━━━ DATASET CONTENT ━━━

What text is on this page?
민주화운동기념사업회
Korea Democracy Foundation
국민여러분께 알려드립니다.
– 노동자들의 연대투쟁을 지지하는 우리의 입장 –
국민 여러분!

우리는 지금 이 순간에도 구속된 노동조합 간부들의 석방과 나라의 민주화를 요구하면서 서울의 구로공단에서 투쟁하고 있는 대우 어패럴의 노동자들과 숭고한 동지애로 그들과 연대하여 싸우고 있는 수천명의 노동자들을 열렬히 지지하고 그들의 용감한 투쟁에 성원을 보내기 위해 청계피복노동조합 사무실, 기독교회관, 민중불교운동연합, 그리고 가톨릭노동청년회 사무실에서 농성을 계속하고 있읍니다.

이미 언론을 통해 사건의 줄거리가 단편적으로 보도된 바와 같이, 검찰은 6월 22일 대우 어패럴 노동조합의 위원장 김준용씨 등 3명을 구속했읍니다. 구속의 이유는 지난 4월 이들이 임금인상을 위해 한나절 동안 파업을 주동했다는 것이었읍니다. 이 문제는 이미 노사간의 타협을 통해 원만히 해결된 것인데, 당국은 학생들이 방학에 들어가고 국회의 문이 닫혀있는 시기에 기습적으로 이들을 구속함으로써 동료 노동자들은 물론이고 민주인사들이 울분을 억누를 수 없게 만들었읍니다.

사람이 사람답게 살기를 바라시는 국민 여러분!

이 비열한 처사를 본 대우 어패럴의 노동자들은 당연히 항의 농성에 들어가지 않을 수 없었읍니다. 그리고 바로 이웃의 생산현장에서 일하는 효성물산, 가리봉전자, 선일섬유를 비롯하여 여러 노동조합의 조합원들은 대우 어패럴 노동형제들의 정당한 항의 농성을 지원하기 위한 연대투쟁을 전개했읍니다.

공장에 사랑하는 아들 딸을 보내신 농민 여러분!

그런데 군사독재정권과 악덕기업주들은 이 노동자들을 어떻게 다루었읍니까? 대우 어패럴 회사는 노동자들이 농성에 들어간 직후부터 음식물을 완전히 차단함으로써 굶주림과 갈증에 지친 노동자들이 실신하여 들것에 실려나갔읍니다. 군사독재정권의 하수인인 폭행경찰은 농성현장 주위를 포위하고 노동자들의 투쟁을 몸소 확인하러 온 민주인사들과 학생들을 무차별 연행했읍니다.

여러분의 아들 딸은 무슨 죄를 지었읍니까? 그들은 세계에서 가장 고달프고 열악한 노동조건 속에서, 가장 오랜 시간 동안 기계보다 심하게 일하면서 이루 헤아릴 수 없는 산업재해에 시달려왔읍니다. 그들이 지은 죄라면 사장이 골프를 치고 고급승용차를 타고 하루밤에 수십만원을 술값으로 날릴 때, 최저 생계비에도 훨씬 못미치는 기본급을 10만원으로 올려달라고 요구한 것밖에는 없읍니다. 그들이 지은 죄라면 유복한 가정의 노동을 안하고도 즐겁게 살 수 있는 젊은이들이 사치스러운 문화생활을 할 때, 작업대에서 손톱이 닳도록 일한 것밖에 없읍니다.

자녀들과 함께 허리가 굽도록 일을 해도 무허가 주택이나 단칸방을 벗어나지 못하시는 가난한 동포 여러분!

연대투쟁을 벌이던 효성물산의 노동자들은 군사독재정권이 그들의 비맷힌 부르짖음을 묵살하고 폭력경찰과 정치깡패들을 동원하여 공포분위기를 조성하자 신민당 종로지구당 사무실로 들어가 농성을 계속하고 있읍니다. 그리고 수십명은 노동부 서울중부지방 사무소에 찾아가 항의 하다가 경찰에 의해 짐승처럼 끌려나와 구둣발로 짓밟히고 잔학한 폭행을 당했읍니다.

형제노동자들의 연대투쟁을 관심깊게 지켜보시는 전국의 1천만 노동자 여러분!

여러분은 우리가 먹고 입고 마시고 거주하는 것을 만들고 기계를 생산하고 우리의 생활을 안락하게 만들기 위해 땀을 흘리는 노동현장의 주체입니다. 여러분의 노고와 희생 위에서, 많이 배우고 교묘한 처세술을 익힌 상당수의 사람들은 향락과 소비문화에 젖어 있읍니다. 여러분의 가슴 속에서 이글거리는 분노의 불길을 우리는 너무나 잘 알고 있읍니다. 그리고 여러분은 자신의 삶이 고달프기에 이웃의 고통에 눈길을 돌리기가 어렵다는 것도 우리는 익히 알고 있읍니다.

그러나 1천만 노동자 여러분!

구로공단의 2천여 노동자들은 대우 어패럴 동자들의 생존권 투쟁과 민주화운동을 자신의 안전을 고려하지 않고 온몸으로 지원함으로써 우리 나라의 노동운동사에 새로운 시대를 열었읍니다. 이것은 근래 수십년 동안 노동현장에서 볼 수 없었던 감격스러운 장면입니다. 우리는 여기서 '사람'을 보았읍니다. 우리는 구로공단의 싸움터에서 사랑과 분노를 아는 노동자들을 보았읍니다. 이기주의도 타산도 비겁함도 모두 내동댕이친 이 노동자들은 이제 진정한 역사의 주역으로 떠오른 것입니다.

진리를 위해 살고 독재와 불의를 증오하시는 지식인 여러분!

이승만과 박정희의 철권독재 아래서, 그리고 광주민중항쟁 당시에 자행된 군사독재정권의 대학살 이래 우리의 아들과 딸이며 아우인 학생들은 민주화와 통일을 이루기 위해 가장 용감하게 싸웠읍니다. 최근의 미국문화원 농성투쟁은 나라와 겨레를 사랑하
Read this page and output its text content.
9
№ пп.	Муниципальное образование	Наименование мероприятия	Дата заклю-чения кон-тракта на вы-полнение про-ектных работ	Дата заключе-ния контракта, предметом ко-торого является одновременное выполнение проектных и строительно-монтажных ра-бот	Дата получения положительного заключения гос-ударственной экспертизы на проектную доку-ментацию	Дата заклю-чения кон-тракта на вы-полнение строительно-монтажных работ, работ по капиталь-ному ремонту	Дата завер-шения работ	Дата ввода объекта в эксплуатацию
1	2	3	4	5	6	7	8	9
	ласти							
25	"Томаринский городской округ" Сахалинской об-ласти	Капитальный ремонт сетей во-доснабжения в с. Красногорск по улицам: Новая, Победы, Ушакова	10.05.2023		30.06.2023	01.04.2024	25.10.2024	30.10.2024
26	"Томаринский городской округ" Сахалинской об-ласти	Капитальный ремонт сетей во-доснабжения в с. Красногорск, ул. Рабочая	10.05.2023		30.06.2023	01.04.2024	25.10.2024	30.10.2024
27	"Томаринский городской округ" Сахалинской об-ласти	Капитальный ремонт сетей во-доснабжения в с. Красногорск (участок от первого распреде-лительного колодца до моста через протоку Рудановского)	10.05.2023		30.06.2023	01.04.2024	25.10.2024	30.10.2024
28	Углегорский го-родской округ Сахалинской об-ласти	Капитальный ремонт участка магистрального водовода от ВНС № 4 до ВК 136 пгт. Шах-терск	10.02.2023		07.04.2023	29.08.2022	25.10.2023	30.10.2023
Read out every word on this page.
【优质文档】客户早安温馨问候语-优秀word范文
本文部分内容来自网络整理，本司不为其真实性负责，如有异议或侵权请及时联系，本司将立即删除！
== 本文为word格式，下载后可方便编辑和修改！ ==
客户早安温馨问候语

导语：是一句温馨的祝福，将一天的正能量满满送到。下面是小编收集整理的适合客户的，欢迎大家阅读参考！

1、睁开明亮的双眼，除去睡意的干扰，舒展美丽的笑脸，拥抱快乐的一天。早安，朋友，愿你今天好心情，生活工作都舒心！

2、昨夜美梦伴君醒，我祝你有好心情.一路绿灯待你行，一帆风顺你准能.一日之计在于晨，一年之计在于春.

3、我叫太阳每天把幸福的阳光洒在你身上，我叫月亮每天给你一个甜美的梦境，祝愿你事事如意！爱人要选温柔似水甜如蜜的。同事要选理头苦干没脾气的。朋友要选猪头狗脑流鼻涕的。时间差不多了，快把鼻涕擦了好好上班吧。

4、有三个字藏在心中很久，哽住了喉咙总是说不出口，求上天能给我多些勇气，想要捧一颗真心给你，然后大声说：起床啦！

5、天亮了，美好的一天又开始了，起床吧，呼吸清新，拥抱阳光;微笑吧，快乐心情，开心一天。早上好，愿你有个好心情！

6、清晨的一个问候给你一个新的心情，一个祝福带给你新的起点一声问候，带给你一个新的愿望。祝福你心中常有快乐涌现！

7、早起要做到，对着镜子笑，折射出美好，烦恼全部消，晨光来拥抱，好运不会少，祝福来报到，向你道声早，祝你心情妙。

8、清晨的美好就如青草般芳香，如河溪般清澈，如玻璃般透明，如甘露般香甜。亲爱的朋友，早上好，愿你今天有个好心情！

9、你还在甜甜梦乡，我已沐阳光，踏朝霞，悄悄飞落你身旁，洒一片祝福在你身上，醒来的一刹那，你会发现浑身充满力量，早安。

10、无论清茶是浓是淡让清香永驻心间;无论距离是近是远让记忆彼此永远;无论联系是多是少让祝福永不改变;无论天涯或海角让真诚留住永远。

━━━

#### EXERCISE PROMPT
Pick each line holding the word "this" out of the listing.

#### WRITTEN ANSWER
What text is on this page?
Read this page and output its text content.
Read out every word on this page.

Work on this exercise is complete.